## [Exercise description]
Return the lines of the items below unchanged, starting at the line that contains "x-axis-label-unit: (m) [286,398,310,414]" and stopping after the line that contains "y-tick-label: 3 [61,100,68,114]".

(Spatial layout data)
----------

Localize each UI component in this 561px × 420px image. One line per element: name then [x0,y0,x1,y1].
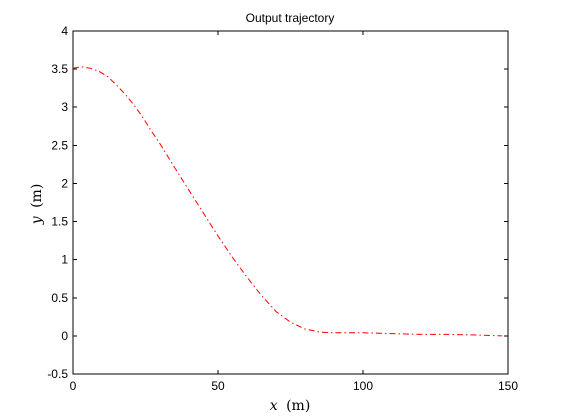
x-axis-label-unit: (m) [286,398,310,414]
y-tick-label: 1.5 [51,215,68,229]
y-tick-label: -0.5 [47,367,68,381]
x-tick-label: 0 [70,379,77,393]
x-axis-ticks: 0 50 100 150 [70,31,518,393]
y-axis-label-unit: (m) [29,184,45,208]
y-tick-label: 3 [61,100,68,114]
series-group [72,66,503,337]
y-axis-label: y (m) [29,184,45,226]
axes [72,30,509,375]
series-line-trajectory [72,66,503,337]
plot-area-frame [72,30,509,375]
x-tick-label: 50 [211,379,225,393]
y-tick-label: 3.5 [51,62,68,76]
chart-title: Output trajectory [246,11,335,25]
y-tick-label: 2.5 [51,138,68,152]
y-axis-ticks: -0.5 0 0.5 1 1.5 2 2.5 3 3.5 4 [47,24,508,381]
y-tick-label: 4 [61,24,68,38]
y-tick-label: 1 [61,253,68,267]
x-axis-label: x (m) [270,398,311,414]
x-axis-label-var: x [270,398,278,414]
x-tick-label: 150 [498,379,518,393]
y-axis-label-var: y [29,215,45,225]
y-tick-label: 0 [61,329,68,343]
y-tick-label: 0.5 [51,291,68,305]
y-tick-label: 2 [61,176,68,190]
x-tick-label: 100 [353,379,373,393]
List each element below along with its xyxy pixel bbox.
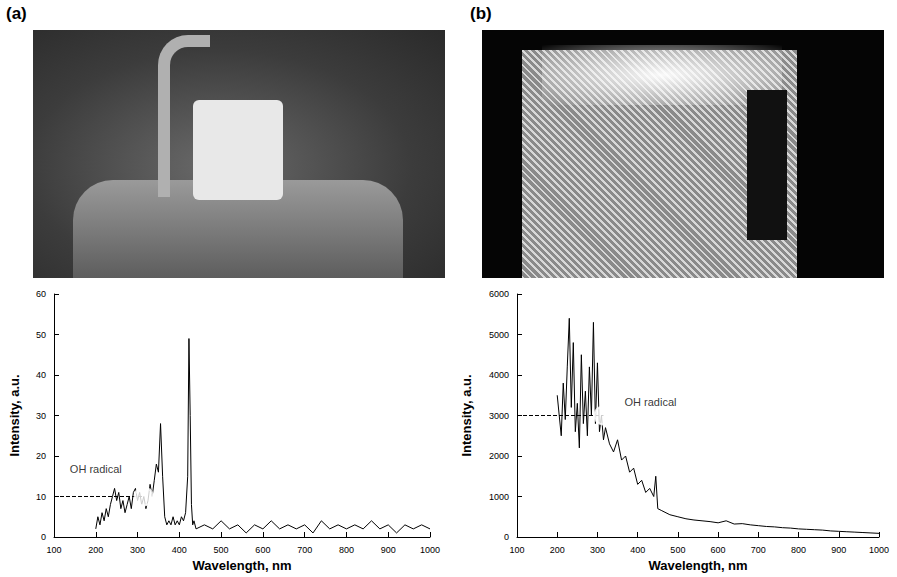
svg-text:Intensity, a.u.: Intensity, a.u. (459, 374, 474, 456)
svg-text:60: 60 (36, 289, 46, 299)
svg-text:50: 50 (36, 330, 46, 340)
svg-text:500: 500 (214, 545, 229, 555)
svg-text:0: 0 (41, 532, 46, 542)
svg-text:300: 300 (130, 545, 145, 555)
svg-text:6000: 6000 (489, 289, 509, 299)
svg-text:OH radical: OH radical (624, 396, 676, 408)
svg-text:3000: 3000 (489, 411, 509, 421)
svg-text:100: 100 (509, 545, 524, 555)
svg-text:4000: 4000 (489, 370, 509, 380)
html-text:(b): (b) (470, 4, 492, 23)
svg-text:1000: 1000 (869, 545, 889, 555)
svg-text:5000: 5000 (489, 330, 509, 340)
html-text:(a): (a) (6, 4, 27, 23)
svg-text:Intensity, a.u.: Intensity, a.u. (7, 374, 22, 456)
svg-text:800: 800 (339, 545, 354, 555)
svg-text:10: 10 (36, 492, 46, 502)
svg-text:200: 200 (88, 545, 103, 555)
svg-text:30: 30 (36, 411, 46, 421)
svg-text:1000: 1000 (489, 492, 509, 502)
svg-text:600: 600 (255, 545, 270, 555)
svg-text:400: 400 (630, 545, 645, 555)
svg-text:500: 500 (670, 545, 685, 555)
svg-text:900: 900 (831, 545, 846, 555)
svg-text:0: 0 (504, 532, 509, 542)
svg-text:900: 900 (381, 545, 396, 555)
svg-text:100: 100 (46, 545, 61, 555)
svg-text:OH radical: OH radical (70, 463, 122, 475)
svg-text:700: 700 (751, 545, 766, 555)
svg-text:300: 300 (590, 545, 605, 555)
svg-text:2000: 2000 (489, 451, 509, 461)
svg-text:200: 200 (550, 545, 565, 555)
svg-text:40: 40 (36, 370, 46, 380)
svg-text:20: 20 (36, 451, 46, 461)
svg-text:800: 800 (791, 545, 806, 555)
svg-text:Wavelength, nm: Wavelength, nm (648, 558, 747, 573)
svg-text:Wavelength, nm: Wavelength, nm (192, 558, 291, 573)
svg-text:400: 400 (172, 545, 187, 555)
svg-text:600: 600 (711, 545, 726, 555)
svg-text:700: 700 (297, 545, 312, 555)
svg-text:1000: 1000 (420, 545, 440, 555)
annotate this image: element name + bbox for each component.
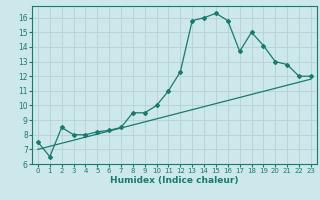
X-axis label: Humidex (Indice chaleur): Humidex (Indice chaleur) [110, 176, 239, 185]
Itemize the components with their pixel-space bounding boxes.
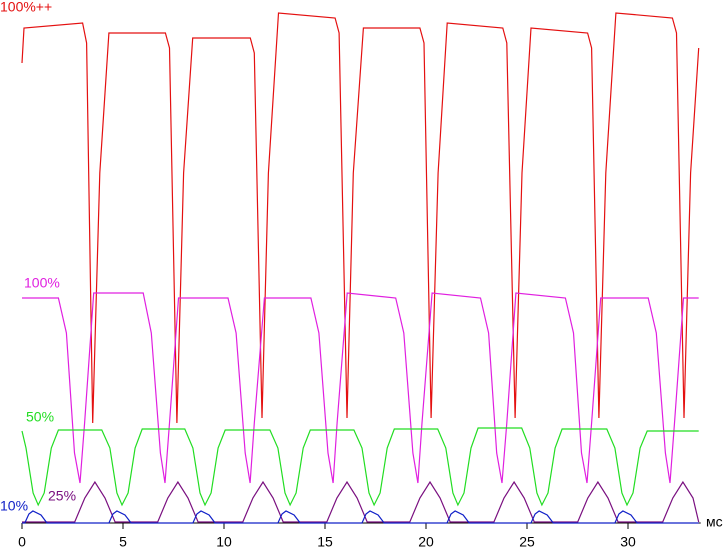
x-tick-label: 15 xyxy=(317,534,333,550)
x-tick-label: 25 xyxy=(519,534,535,550)
series-label: 100%++ xyxy=(0,0,52,15)
series-label: 25% xyxy=(48,488,76,504)
x-tick-label: 30 xyxy=(620,534,636,550)
series-line xyxy=(22,510,699,524)
x-tick-label: 0 xyxy=(18,534,26,550)
x-tick-label: 10 xyxy=(216,534,232,550)
x-tick-label: 5 xyxy=(119,534,127,550)
series-label: 50% xyxy=(26,409,54,425)
series-line xyxy=(21,427,699,507)
x-tick-label: 20 xyxy=(418,534,434,550)
series-label: 100% xyxy=(24,275,60,291)
series-line xyxy=(21,12,700,424)
series-line xyxy=(22,292,699,484)
x-axis-label: мс xyxy=(706,514,723,530)
series-label: 10% xyxy=(0,498,28,514)
series-line xyxy=(22,480,700,523)
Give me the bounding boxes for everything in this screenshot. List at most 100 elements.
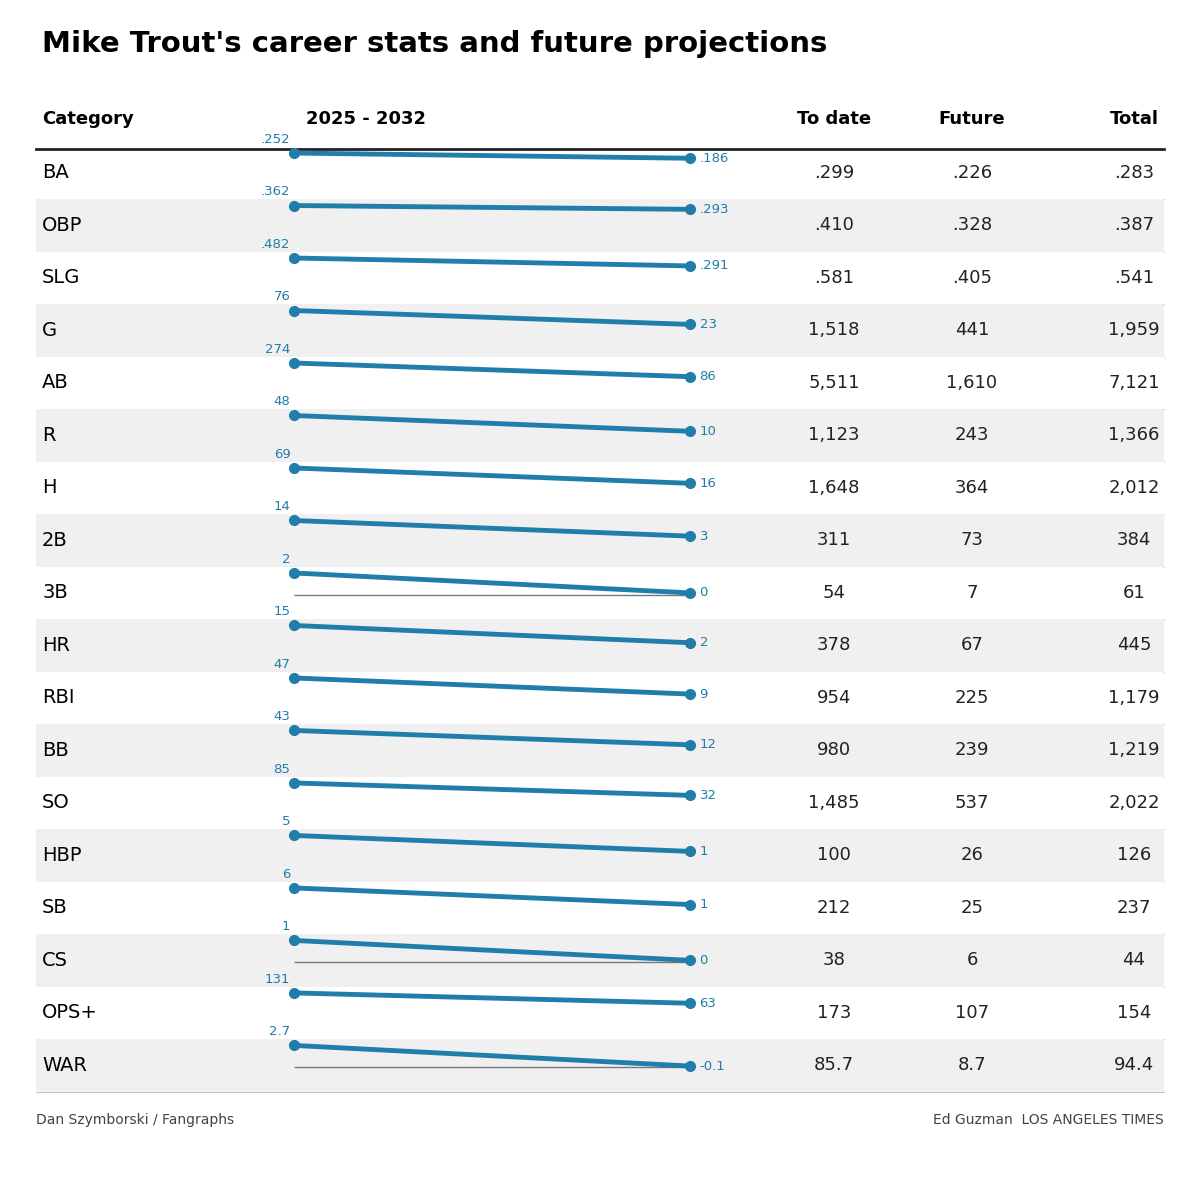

----------

## [The reply]
x-axis-label-unit: (m) [286,398,310,414]
y-tick-label: 1.5 [51,215,68,229]
y-tick-label: -0.5 [47,367,68,381]
x-tick-label: 0 [70,379,77,393]
x-axis-ticks: 0 50 100 150 [70,31,518,393]
y-axis-label-unit: (m) [29,184,45,208]
y-tick-label: 3 [61,100,68,114]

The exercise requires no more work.